(Stored items)
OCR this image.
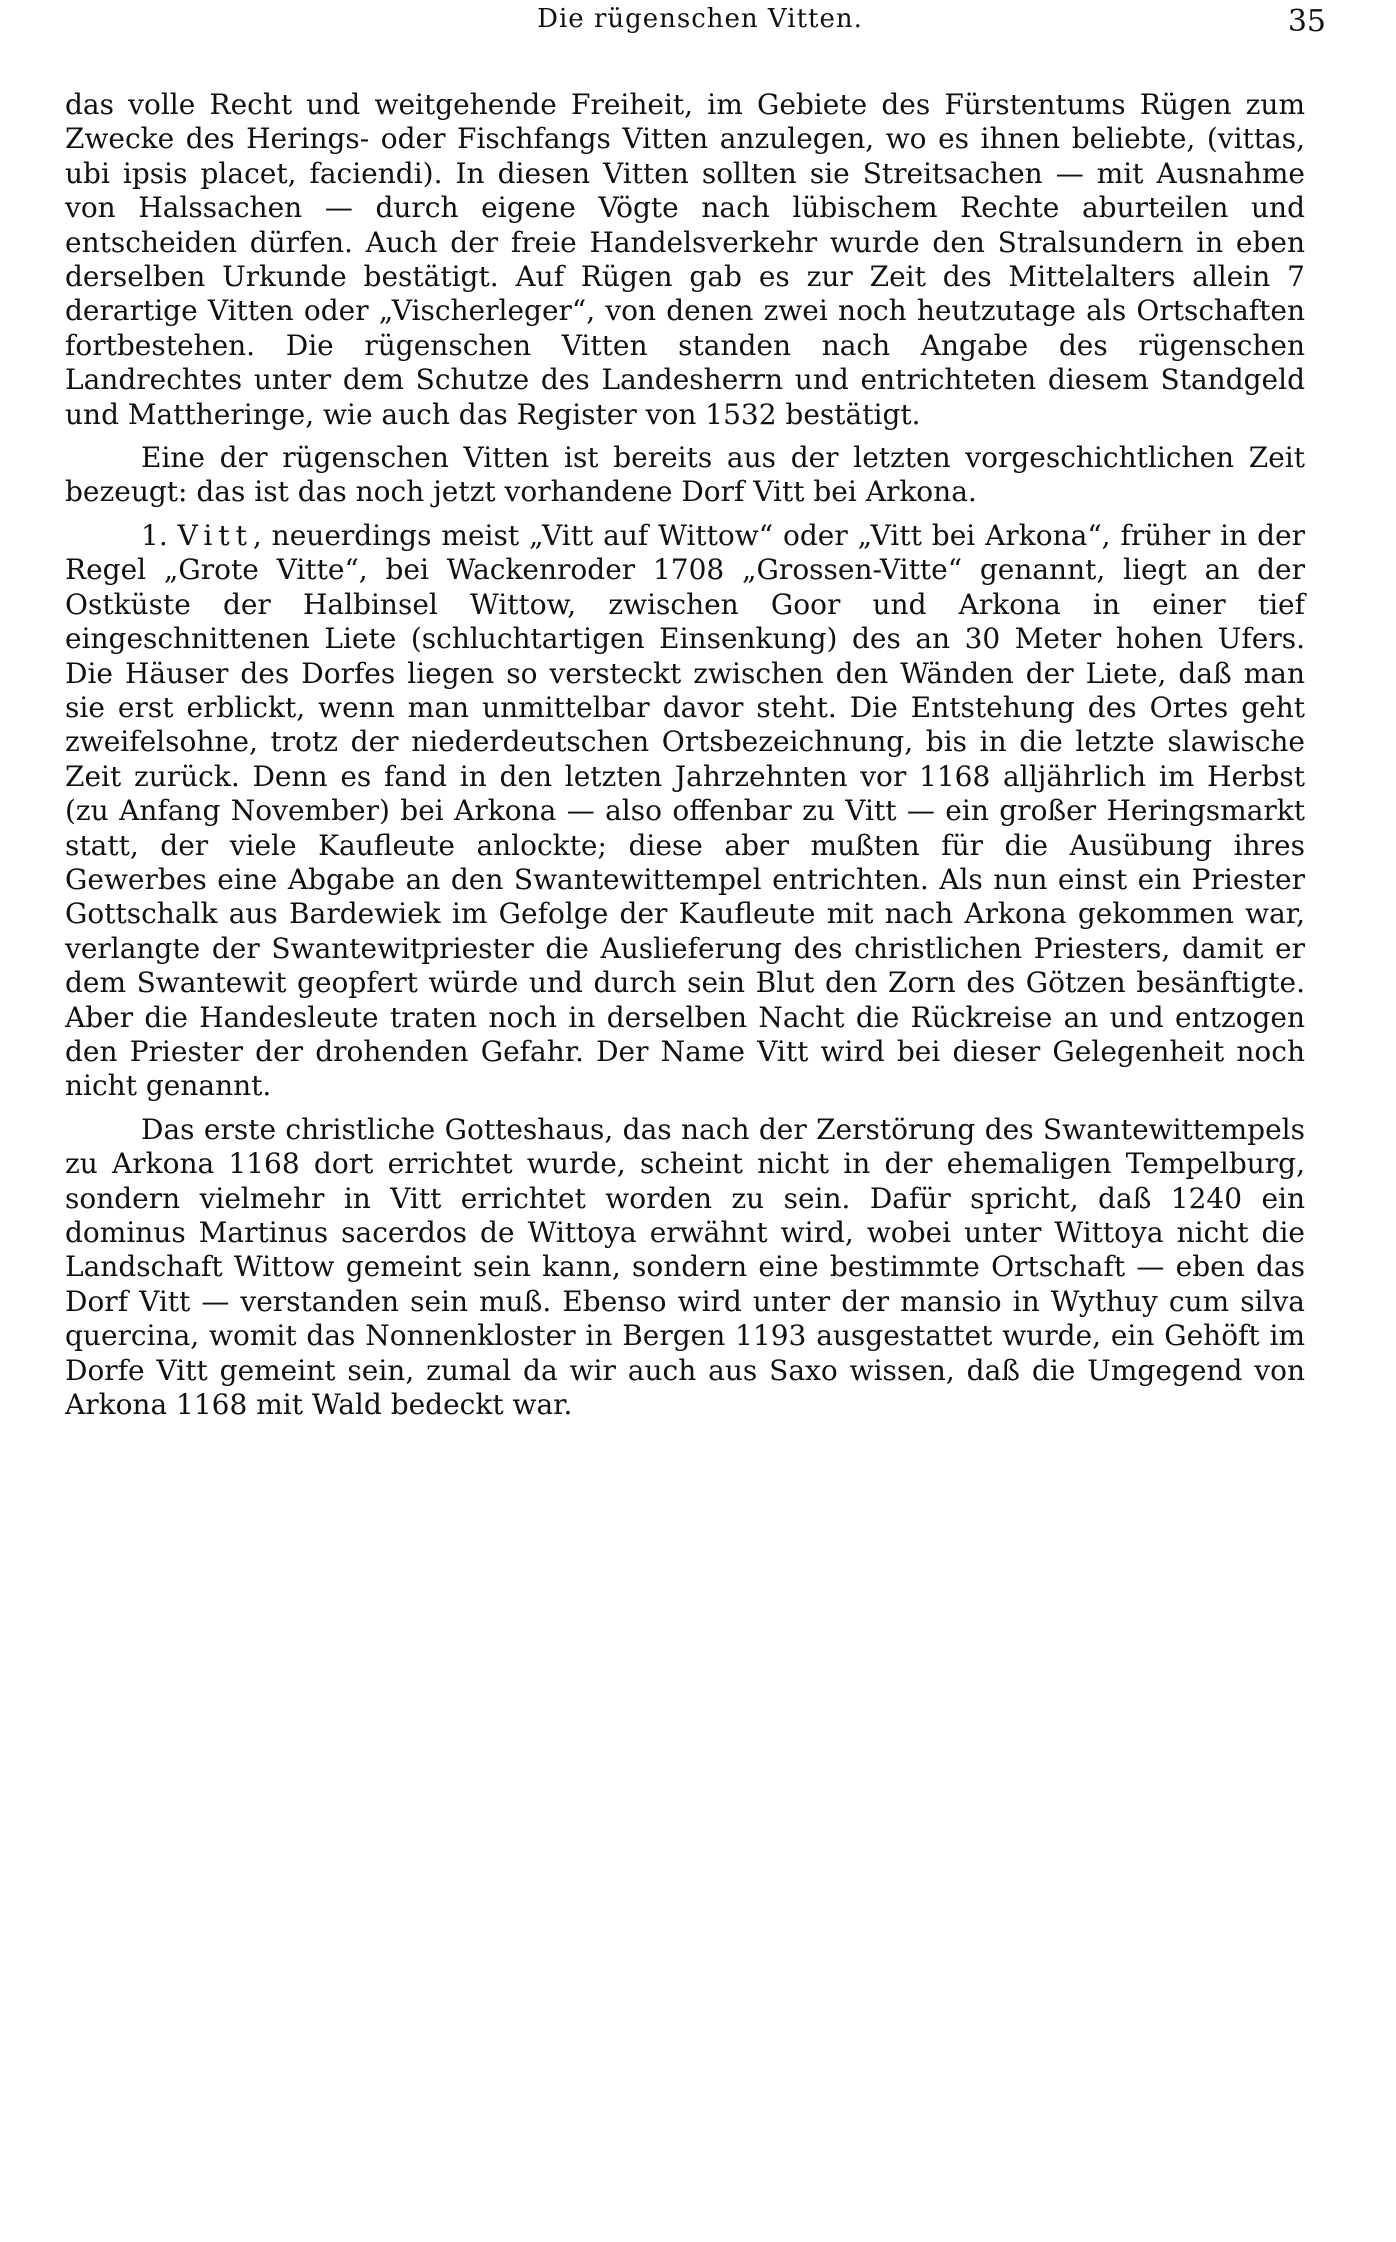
Die rügenschen Vitten.	35

das volle Recht und weitgehende Freiheit, im Gebiete des Fürstentums Rügen zum Zwecke des Herings- oder Fischfangs Vitten anzulegen, wo es ihnen beliebte, (vittas, ubi ipsis placet, faciendi). In diesen Vitten sollten sie Streitsachen — mit Ausnahme von Halssachen — durch eigene Vögte nach lübischem Rechte aburteilen und entscheiden dürfen. Auch der freie Handelsverkehr wurde den Stralsundern in eben derselben Urkunde bestätigt. Auf Rügen gab es zur Zeit des Mittelalters allein 7 derartige Vitten oder „Vischerleger“, von denen zwei noch heutzutage als Ortschaften fortbestehen. Die rügenschen Vitten standen nach Angabe des rügenschen Landrechtes unter dem Schutze des Landesherrn und entrichteten diesem Standgeld und Mattheringe, wie auch das Register von 1532 bestätigt.

Eine der rügenschen Vitten ist bereits aus der letzten vorgeschichtlichen Zeit bezeugt: das ist das noch jetzt vorhandene Dorf Vitt bei Arkona.

1. Vitt, neuerdings meist „Vitt auf Wittow“ oder „Vitt bei Arkona“, früher in der Regel „Grote Vitte“, bei Wackenroder 1708 „Grossen-Vitte“ genannt, liegt an der Ostküste der Halbinsel Wittow, zwischen Goor und Arkona in einer tief eingeschnittenen Liete (schluchtartigen Einsenkung) des an 30 Meter hohen Ufers. Die Häuser des Dorfes liegen so versteckt zwischen den Wänden der Liete, daß man sie erst erblickt, wenn man unmittelbar davor steht. Die Entstehung des Ortes geht zweifelsohne, trotz der niederdeutschen Ortsbezeichnung, bis in die letzte slawische Zeit zurück. Denn es fand in den letzten Jahrzehnten vor 1168 alljährlich im Herbst (zu Anfang November) bei Arkona — also offenbar zu Vitt — ein großer Heringsmarkt statt, der viele Kaufleute anlockte; diese aber mußten für die Ausübung ihres Gewerbes eine Abgabe an den Swantewittempel entrichten. Als nun einst ein Priester Gottschalk aus Bardewiek im Gefolge der Kaufleute mit nach Arkona gekommen war, verlangte der Swantewitpriester die Auslieferung des christlichen Priesters, damit er dem Swantewit geopfert würde und durch sein Blut den Zorn des Götzen besänftigte. Aber die Handesleute traten noch in derselben Nacht die Rückreise an und entzogen den Priester der drohenden Gefahr. Der Name Vitt wird bei dieser Gelegenheit noch nicht genannt.

Das erste christliche Gotteshaus, das nach der Zerstörung des Swantewittempels zu Arkona 1168 dort errichtet wurde, scheint nicht in der ehemaligen Tempelburg, sondern vielmehr in Vitt errichtet worden zu sein. Dafür spricht, daß 1240 ein dominus Martinus sacerdos de Wittoya erwähnt wird, wobei unter Wittoya nicht die Landschaft Wittow gemeint sein kann, sondern eine bestimmte Ortschaft — eben das Dorf Vitt — verstanden sein muß. Ebenso wird unter der mansio in Wythuy cum silva quercina, womit das Nonnenkloster in Bergen 1193 ausgestattet wurde, ein Gehöft im Dorfe Vitt gemeint sein, zumal da wir auch aus Saxo wissen, daß die Umgegend von Arkona 1168 mit Wald bedeckt war.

### WHAT YOU SHOULD DO
Pictures don't belong in the copy. Transcribe every record exactly as it appears.

### TASK ANSWER
OCR this image.
Die rügenschen Vitten.	35

das volle Recht und weitgehende Freiheit, im Gebiete des Fürstentums Rügen zum Zwecke des Herings- oder Fischfangs Vitten anzulegen, wo es ihnen beliebte, (vittas, ubi ipsis placet, faciendi). In diesen Vitten sollten sie Streitsachen — mit Ausnahme von Halssachen — durch eigene Vögte nach lübischem Rechte aburteilen und entscheiden dürfen. Auch der freie Handelsverkehr wurde den Stralsundern in eben derselben Urkunde bestätigt. Auf Rügen gab es zur Zeit des Mittelalters allein 7 derartige Vitten oder „Vischerleger“, von denen zwei noch heutzutage als Ortschaften fortbestehen. Die rügenschen Vitten standen nach Angabe des rügenschen Landrechtes unter dem Schutze des Landesherrn und entrichteten diesem Standgeld und Mattheringe, wie auch das Register von 1532 bestätigt.

Eine der rügenschen Vitten ist bereits aus der letzten vorgeschichtlichen Zeit bezeugt: das ist das noch jetzt vorhandene Dorf Vitt bei Arkona.

1. Vitt, neuerdings meist „Vitt auf Wittow“ oder „Vitt bei Arkona“, früher in der Regel „Grote Vitte“, bei Wackenroder 1708 „Grossen-Vitte“ genannt, liegt an der Ostküste der Halbinsel Wittow, zwischen Goor und Arkona in einer tief eingeschnittenen Liete (schluchtartigen Einsenkung) des an 30 Meter hohen Ufers. Die Häuser des Dorfes liegen so versteckt zwischen den Wänden der Liete, daß man sie erst erblickt, wenn man unmittelbar davor steht. Die Entstehung des Ortes geht zweifelsohne, trotz der niederdeutschen Ortsbezeichnung, bis in die letzte slawische Zeit zurück. Denn es fand in den letzten Jahrzehnten vor 1168 alljährlich im Herbst (zu Anfang November) bei Arkona — also offenbar zu Vitt — ein großer Heringsmarkt statt, der viele Kaufleute anlockte; diese aber mußten für die Ausübung ihres Gewerbes eine Abgabe an den Swantewittempel entrichten. Als nun einst ein Priester Gottschalk aus Bardewiek im Gefolge der Kaufleute mit nach Arkona gekommen war, verlangte der Swantewitpriester die Auslieferung des christlichen Priesters, damit er dem Swantewit geopfert würde und durch sein Blut den Zorn des Götzen besänftigte. Aber die Handesleute traten noch in derselben Nacht die Rückreise an und entzogen den Priester der drohenden Gefahr. Der Name Vitt wird bei dieser Gelegenheit noch nicht genannt.

Das erste christliche Gotteshaus, das nach der Zerstörung des Swantewittempels zu Arkona 1168 dort errichtet wurde, scheint nicht in der ehemaligen Tempelburg, sondern vielmehr in Vitt errichtet worden zu sein. Dafür spricht, daß 1240 ein dominus Martinus sacerdos de Wittoya erwähnt wird, wobei unter Wittoya nicht die Landschaft Wittow gemeint sein kann, sondern eine bestimmte Ortschaft — eben das Dorf Vitt — verstanden sein muß. Ebenso wird unter der mansio in Wythuy cum silva quercina, womit das Nonnenkloster in Bergen 1193 ausgestattet wurde, ein Gehöft im Dorfe Vitt gemeint sein, zumal da wir auch aus Saxo wissen, daß die Umgegend von Arkona 1168 mit Wald bedeckt war.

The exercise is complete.